++++ Data provided

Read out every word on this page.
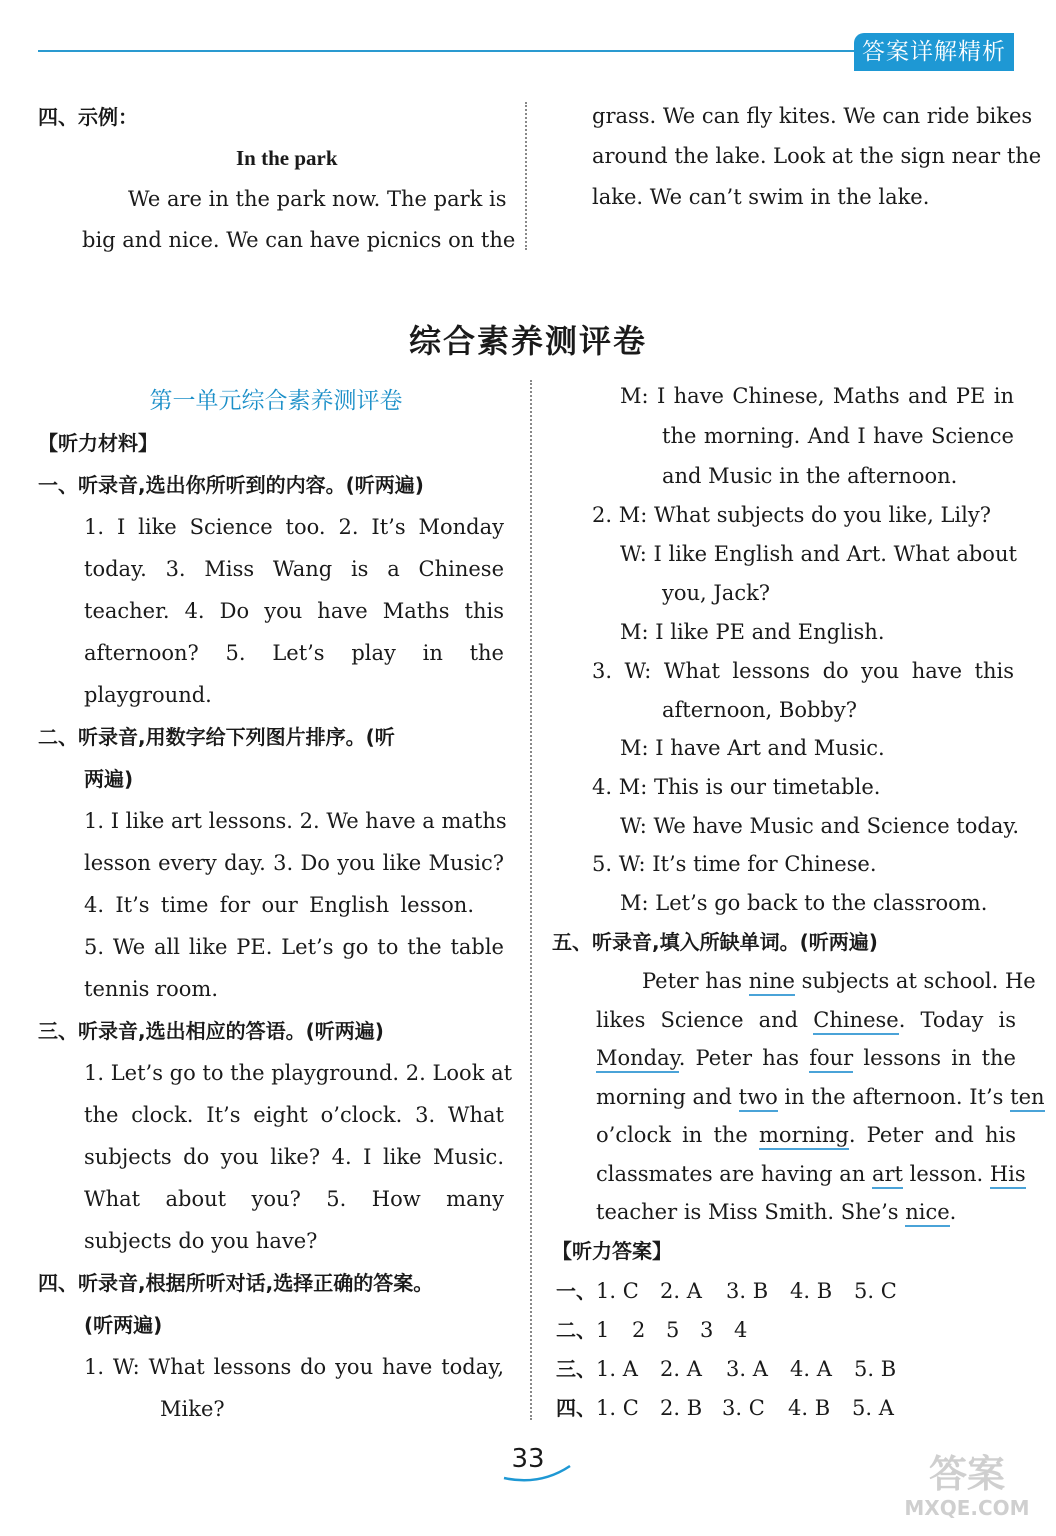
答案详解精析
四、示例：
In the park
We are in the park now. The park is
big and nice. We can have picnics on the
grass. We can fly kites. We can ride bikes
around the lake. Look at the sign near the
lake. We can’t swim in the lake.
综合素养测评卷
第一单元综合素养测评卷
【听力材料】
一、听录音,选出你所听到的内容。(听两遍)
1. I like Science too. 2. It’s Monday
today. 3. Miss Wang is a Chinese
teacher. 4. Do you have Maths this
afternoon? 5. Let’s play in the
playground.
二、听录音,用数字给下列图片排序。(听
两遍)
1. I like art lessons. 2. We have a maths
lesson every day. 3. Do you like Music?
4. It’s time for our English lesson.
5. We all like PE. Let’s go to the table
tennis room.
三、听录音,选出相应的答语。(听两遍)
1. Let’s go to the playground. 2. Look at
the clock. It’s eight o’clock. 3. What
subjects do you like? 4. I like Music.
What about you? 5. How many
subjects do you have?
四、听录音,根据所听对话,选择正确的答案。
(听两遍)
1. W: What lessons do you have today,
Mike?
M: I have Chinese, Maths and PE in
the morning. And I have Science
and Music in the afternoon.
2. M: What subjects do you like, Lily?
W: I like English and Art. What about
you, Jack?
M: I like PE and English.
3. W: What lessons do you have this
afternoon, Bobby?
M: I have Art and Music.
4. M: This is our timetable.
W: We have Music and Science today.
5. W: It’s time for Chinese.
M: Let’s go back to the classroom.
五、听录音,填入所缺单词。(听两遍)
Peter has nine subjects at school. He
likes Science and Chinese. Today is
Monday. Peter has four lessons in the
morning and two in the afternoon. It’s ten
o’clock in the morning. Peter and his
classmates are having an art lesson. His
teacher is Miss Smith. She’s nice.
【听力答案】
一、 1. C 2. A 3. B 4. B 5. C
二、 1 2 5 3 4
三、 1. A 2. A 3. A 4. A 5. B
四、 1. C 2. B 3. C 4. B 5. A
33	答案
MXQE.COM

++++++++

The problem
From the listing, copy each line containing the word "What".

Task output
the clock. It’s eight o’clock. 3. What
What about you? 5. How many
1. W: What lessons do you have today,
2. M: What subjects do you like, Lily?
W: I like English and Art. What about
3. W: What lessons do you have this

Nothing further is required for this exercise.